Directions for this task >> Some lines in the listing below may include the string "Profit". How many are there? Give only the number.

Extracted records >>
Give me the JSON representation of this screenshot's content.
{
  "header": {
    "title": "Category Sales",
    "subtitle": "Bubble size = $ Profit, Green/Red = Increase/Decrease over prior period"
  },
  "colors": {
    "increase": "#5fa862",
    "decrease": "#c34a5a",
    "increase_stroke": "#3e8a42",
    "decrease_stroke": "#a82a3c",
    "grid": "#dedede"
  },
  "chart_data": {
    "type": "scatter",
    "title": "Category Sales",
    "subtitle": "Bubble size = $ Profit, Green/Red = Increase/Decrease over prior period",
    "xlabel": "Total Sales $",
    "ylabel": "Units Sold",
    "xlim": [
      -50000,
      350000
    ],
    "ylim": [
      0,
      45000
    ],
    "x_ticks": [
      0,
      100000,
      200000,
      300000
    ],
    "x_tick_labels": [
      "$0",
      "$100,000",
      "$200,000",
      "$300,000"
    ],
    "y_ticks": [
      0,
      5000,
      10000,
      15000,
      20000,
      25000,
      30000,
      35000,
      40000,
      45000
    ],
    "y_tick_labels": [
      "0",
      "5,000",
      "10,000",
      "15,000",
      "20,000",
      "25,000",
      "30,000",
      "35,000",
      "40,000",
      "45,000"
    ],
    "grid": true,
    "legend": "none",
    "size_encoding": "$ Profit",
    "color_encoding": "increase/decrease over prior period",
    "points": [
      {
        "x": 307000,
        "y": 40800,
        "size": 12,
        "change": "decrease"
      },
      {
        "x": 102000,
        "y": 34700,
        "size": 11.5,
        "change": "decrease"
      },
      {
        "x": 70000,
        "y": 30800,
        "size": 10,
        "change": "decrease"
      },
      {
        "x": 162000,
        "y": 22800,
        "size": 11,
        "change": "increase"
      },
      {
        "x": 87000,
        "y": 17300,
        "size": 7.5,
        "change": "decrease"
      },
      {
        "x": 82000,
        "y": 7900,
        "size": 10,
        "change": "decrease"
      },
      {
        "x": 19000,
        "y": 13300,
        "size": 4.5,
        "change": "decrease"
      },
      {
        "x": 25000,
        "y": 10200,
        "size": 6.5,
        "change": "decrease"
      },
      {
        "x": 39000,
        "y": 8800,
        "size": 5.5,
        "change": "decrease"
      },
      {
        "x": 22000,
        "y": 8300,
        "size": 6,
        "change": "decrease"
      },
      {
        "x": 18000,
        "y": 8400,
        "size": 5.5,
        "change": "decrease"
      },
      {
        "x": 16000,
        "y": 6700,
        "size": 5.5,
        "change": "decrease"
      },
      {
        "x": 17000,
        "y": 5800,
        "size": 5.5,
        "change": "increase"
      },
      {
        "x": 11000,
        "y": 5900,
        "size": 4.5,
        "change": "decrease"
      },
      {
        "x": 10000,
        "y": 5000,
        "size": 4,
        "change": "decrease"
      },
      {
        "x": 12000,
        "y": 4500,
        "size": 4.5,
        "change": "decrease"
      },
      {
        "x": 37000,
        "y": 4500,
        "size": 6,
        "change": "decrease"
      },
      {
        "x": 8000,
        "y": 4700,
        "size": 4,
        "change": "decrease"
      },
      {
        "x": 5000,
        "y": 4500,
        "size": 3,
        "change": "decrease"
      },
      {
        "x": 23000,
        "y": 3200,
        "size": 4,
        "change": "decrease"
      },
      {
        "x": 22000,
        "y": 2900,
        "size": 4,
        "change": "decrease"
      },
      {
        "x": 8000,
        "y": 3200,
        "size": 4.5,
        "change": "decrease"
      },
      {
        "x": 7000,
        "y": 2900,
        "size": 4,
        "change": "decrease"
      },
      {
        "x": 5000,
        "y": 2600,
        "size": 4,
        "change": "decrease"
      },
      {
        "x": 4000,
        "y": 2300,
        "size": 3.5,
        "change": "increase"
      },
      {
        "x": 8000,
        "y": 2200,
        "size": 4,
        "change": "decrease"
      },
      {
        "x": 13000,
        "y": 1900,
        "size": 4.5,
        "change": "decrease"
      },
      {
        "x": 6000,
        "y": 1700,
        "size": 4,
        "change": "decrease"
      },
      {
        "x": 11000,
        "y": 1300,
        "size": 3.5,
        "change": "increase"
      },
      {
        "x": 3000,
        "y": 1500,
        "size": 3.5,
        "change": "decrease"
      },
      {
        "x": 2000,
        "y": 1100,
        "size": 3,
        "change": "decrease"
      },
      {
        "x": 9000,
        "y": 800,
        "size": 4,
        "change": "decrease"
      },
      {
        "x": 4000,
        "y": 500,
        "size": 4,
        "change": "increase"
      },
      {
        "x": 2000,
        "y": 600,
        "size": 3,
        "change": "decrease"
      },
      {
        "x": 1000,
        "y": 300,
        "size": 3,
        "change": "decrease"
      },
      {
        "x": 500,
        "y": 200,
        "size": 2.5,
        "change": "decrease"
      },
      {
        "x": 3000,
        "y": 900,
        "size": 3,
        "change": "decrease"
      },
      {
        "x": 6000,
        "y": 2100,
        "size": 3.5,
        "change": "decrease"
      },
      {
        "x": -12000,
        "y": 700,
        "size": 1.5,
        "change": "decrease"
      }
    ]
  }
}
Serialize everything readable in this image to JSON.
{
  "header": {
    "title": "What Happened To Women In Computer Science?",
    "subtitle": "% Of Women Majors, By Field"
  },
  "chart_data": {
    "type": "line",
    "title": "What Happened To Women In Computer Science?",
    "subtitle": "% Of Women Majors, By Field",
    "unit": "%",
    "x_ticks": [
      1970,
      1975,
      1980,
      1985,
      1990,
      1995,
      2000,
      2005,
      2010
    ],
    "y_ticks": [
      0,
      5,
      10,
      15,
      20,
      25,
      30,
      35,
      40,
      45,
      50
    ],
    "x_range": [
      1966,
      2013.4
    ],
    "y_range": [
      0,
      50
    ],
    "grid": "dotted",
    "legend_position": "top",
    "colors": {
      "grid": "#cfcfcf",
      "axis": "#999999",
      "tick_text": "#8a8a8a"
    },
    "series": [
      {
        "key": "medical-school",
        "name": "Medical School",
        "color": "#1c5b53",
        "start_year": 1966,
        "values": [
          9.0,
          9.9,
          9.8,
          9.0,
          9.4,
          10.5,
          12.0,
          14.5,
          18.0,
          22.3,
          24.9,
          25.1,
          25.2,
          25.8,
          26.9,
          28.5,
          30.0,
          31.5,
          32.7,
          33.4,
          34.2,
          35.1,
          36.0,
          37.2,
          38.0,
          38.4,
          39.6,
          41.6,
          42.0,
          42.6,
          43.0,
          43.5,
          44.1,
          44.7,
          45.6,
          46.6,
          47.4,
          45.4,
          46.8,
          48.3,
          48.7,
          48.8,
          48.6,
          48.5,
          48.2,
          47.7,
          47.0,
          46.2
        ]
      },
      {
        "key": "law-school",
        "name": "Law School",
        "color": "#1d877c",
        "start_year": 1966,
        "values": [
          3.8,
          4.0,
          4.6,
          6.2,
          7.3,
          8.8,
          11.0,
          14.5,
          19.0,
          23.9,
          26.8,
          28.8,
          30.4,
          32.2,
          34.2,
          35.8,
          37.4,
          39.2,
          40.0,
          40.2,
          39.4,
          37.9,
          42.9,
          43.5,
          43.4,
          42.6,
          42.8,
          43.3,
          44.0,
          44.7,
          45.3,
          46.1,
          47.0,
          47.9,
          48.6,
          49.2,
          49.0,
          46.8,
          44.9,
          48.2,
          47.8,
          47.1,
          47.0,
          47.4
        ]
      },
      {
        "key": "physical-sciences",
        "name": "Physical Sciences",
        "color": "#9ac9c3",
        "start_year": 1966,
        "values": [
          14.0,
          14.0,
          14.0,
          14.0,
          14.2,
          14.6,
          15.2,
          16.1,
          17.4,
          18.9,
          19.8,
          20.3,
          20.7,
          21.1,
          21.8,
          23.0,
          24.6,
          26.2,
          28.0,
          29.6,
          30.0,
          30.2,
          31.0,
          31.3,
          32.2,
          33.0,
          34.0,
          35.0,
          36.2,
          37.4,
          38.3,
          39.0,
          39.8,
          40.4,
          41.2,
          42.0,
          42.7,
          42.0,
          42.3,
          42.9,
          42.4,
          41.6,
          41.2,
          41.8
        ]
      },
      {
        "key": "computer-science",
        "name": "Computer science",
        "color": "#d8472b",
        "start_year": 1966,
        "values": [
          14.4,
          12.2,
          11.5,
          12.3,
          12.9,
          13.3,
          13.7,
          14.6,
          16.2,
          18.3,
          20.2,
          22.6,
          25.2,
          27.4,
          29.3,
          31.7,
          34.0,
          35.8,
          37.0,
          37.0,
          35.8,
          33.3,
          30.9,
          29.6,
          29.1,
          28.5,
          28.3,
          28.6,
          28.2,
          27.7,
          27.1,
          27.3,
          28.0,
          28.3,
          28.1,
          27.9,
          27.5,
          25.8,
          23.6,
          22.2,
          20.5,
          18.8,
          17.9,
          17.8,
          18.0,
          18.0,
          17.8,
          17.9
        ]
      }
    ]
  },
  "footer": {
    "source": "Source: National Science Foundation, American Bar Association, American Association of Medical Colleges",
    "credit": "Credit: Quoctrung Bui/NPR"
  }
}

Solution to this task >> 3